** DIRECTIONS FOR THIS TASK **
Check every line of the data below for the string "приказа", and copy the ones that hold it.

* START EXTRACTED DATA *

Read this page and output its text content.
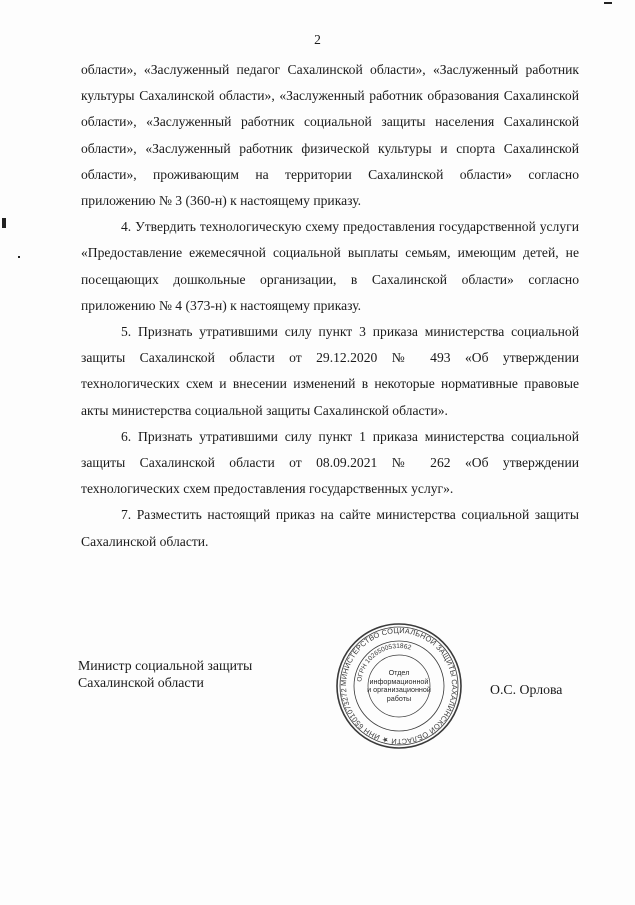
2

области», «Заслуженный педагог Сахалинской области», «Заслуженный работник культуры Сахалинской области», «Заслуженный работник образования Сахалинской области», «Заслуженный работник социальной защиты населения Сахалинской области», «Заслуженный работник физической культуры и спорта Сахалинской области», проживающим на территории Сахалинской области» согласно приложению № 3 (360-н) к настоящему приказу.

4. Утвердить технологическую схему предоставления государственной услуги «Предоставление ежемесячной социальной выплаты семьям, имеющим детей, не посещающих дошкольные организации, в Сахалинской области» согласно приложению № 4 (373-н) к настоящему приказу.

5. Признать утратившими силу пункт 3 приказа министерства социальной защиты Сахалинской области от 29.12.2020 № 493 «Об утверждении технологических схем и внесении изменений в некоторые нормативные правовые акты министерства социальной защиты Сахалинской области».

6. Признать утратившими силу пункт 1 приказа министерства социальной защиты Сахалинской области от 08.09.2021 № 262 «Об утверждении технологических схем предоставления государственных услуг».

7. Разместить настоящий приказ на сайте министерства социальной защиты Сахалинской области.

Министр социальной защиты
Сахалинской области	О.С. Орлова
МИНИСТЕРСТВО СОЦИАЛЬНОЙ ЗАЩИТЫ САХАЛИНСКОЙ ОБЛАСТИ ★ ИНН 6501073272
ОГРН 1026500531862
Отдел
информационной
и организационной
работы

* END EXTRACTED DATA *

** EXPECTED ANSWER **
5. Признать утратившими силу пункт 3 приказа министерства социальной защиты Сахалинской области от 29.12.2020 № 493 «Об утверждении технологических схем и внесении изменений в некоторые нормативные правовые акты министерства социальной защиты Сахалинской области».
6. Признать утратившими силу пункт 1 приказа министерства социальной защиты Сахалинской области от 08.09.2021 № 262 «Об утверждении технологических схем предоставления государственных услуг».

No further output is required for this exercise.